--- Start of Listed entries ---

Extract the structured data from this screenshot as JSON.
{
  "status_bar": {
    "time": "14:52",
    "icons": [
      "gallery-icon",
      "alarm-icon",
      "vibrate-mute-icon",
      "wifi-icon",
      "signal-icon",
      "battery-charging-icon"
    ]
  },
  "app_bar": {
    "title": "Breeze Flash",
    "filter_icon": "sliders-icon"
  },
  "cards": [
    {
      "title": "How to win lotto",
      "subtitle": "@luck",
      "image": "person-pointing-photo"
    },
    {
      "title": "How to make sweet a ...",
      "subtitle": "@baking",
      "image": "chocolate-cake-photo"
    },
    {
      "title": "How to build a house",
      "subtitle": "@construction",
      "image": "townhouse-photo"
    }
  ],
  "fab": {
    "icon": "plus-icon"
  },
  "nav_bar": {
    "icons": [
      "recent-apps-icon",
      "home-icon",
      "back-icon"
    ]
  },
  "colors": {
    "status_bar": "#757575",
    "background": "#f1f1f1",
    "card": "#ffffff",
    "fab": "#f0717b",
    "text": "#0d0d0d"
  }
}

--- End of Listed entries ---

Scan the listing above. Gather each line that contains the word "subtitle".

      "subtitle": "@luck",
      "subtitle": "@baking",
      "subtitle": "@construction",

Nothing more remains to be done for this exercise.